Written problem =
Look through the lines below and extract any with the word "filled".

Records from a dataset =

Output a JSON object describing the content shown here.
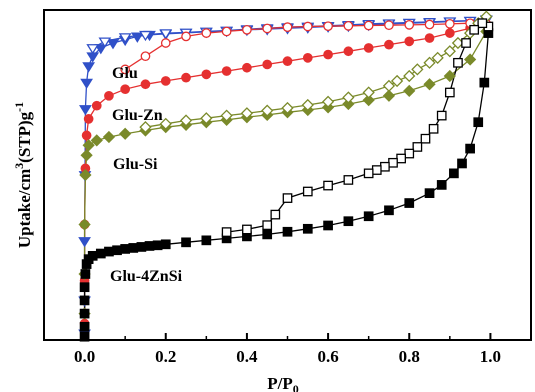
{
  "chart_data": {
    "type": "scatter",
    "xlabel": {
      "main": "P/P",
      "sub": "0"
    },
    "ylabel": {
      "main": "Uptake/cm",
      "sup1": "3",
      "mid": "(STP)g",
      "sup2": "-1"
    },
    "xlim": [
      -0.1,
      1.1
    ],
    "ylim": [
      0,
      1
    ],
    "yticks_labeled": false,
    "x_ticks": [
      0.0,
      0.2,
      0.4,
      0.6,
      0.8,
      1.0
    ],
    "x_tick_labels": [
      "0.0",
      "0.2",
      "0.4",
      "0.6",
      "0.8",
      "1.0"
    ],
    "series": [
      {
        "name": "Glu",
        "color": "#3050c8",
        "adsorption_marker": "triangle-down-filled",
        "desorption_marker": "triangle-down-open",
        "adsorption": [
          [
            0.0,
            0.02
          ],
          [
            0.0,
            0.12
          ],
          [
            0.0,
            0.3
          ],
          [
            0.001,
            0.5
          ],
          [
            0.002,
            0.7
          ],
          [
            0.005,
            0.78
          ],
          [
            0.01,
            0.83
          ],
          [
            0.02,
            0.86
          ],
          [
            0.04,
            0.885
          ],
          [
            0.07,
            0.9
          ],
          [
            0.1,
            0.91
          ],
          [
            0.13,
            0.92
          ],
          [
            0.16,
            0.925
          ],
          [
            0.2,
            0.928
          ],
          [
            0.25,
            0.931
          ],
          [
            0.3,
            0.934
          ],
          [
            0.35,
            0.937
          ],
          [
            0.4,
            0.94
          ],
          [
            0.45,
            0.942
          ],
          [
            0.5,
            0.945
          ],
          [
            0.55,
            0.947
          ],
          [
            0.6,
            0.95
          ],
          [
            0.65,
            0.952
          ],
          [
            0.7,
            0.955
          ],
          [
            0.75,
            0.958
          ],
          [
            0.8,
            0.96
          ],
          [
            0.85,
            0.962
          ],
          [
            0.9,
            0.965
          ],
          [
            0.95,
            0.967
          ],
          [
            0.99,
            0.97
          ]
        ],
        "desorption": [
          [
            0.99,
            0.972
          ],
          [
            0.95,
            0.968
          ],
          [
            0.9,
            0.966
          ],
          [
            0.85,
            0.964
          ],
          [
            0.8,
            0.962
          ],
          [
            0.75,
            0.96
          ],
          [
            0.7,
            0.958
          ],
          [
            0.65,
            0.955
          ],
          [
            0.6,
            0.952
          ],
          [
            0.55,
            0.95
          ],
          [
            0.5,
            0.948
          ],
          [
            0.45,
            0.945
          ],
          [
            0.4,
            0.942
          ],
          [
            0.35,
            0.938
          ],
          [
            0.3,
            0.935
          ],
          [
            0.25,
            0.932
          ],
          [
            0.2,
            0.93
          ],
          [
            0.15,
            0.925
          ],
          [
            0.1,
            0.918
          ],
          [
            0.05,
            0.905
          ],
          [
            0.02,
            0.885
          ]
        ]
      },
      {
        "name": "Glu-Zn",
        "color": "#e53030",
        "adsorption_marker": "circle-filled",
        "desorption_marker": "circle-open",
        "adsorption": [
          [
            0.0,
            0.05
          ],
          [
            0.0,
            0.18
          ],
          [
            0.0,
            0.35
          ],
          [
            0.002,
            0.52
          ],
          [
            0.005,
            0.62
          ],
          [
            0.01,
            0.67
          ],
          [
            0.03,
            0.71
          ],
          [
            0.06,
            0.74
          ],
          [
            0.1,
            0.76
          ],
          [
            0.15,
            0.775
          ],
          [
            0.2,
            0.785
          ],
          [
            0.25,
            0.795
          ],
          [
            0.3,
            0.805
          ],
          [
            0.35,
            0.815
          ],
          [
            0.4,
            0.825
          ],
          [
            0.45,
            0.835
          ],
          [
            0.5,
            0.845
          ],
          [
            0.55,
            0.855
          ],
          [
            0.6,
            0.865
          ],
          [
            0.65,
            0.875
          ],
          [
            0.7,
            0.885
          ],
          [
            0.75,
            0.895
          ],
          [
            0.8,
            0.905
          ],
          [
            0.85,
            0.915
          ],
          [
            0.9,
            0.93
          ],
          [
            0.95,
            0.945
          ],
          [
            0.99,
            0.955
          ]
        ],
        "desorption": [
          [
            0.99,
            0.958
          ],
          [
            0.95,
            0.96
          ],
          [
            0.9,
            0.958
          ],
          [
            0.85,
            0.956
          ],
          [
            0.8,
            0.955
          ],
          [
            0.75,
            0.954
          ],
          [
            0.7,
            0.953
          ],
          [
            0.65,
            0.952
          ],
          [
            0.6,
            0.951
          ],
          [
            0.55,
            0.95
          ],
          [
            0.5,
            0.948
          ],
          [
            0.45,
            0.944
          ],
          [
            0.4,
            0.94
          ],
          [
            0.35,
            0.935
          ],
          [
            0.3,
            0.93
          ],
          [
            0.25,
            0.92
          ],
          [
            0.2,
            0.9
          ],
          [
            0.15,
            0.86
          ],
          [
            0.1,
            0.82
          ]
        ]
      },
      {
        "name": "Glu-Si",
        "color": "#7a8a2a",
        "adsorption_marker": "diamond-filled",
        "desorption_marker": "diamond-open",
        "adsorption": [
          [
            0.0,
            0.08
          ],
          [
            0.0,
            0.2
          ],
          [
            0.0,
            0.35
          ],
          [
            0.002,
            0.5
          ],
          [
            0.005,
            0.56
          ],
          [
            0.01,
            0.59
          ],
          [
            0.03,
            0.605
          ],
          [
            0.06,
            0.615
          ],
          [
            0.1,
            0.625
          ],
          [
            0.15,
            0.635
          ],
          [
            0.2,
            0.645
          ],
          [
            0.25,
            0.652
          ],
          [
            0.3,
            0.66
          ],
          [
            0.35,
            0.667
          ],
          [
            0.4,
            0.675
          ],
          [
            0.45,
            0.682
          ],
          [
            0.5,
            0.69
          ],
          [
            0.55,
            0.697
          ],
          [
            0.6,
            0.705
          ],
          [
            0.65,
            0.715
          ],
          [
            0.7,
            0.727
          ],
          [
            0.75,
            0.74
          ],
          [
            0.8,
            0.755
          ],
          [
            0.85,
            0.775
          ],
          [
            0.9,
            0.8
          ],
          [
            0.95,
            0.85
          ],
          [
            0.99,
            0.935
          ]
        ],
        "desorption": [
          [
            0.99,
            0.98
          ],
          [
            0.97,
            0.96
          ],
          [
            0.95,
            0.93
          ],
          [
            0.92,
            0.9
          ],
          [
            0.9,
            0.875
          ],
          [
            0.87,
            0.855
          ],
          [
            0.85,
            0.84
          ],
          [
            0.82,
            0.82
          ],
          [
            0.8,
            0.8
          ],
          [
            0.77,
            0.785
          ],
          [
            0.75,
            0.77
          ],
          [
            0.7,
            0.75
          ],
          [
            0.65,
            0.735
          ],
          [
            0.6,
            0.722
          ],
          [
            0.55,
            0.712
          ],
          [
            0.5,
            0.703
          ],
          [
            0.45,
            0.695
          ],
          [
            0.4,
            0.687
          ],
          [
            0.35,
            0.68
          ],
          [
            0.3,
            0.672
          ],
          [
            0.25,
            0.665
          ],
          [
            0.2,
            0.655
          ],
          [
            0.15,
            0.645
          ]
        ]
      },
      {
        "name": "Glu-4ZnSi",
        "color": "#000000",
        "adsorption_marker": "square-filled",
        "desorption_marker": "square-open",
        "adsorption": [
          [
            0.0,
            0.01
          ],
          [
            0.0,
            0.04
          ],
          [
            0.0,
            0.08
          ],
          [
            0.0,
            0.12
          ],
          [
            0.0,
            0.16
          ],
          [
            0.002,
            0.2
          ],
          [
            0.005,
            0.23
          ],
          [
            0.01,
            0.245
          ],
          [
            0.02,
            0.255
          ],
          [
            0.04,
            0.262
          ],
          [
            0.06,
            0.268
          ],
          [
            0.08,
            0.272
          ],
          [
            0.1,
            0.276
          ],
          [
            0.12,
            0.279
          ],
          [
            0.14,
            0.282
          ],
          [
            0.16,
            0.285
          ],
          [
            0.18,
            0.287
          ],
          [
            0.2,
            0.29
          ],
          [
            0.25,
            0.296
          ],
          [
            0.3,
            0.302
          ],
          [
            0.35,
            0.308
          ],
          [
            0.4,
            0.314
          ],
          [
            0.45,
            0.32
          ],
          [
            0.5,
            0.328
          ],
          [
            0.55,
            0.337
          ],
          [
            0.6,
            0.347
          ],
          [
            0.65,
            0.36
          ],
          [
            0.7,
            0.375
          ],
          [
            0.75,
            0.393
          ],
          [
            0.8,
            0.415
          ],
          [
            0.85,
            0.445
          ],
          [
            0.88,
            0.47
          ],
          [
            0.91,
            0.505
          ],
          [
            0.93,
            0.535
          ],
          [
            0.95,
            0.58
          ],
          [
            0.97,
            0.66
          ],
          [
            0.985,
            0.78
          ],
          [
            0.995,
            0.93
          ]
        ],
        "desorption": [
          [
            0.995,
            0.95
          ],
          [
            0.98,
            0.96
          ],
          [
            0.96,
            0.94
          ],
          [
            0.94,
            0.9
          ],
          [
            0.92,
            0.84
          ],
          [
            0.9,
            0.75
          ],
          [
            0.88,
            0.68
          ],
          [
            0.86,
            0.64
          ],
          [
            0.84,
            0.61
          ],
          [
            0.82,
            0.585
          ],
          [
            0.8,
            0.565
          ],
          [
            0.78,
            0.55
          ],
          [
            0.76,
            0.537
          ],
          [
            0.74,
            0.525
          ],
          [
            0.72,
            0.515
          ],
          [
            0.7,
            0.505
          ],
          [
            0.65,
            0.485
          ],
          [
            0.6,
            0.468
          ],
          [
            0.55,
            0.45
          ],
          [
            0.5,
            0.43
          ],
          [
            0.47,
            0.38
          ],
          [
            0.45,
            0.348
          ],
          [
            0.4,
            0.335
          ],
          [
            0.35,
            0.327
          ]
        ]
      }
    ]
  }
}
...
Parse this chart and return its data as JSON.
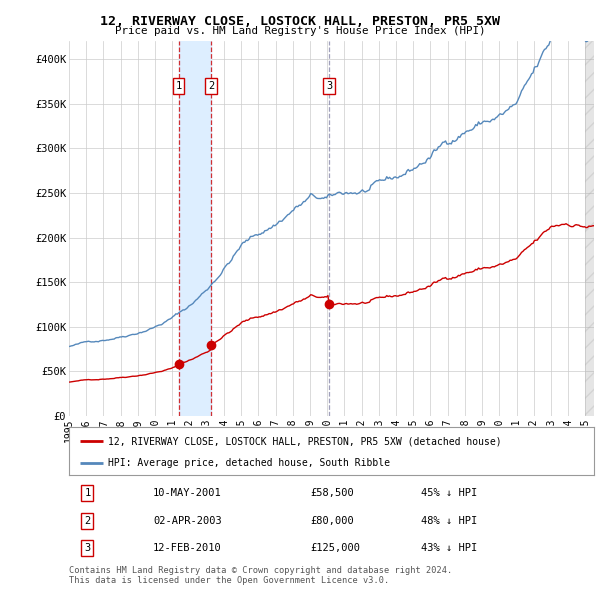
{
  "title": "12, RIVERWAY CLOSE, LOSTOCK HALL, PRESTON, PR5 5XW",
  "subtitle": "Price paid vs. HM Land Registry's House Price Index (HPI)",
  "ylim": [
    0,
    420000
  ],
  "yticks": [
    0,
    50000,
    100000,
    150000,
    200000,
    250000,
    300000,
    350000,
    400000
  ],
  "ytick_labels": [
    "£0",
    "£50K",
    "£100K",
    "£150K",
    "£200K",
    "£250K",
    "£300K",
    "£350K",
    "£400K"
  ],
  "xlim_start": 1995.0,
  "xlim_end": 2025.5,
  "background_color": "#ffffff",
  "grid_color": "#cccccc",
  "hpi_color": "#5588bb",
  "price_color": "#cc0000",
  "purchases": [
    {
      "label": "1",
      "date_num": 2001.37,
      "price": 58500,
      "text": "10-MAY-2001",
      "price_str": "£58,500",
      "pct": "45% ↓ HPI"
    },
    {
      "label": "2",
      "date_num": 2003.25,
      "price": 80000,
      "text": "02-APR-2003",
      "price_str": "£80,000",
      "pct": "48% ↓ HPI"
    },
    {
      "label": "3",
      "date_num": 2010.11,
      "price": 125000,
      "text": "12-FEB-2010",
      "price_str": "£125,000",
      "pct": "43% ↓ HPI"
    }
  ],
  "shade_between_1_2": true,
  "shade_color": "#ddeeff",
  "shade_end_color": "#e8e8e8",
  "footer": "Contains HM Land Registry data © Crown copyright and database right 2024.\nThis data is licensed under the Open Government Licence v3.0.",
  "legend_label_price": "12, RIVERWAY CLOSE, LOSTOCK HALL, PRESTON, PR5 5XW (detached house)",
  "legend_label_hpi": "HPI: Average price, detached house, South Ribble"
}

Correct answer =
        "adsorption_marker": "triangle-down-filled",
        "adsorption_marker": "circle-filled",
        "adsorption_marker": "diamond-filled",
        "adsorption_marker": "square-filled",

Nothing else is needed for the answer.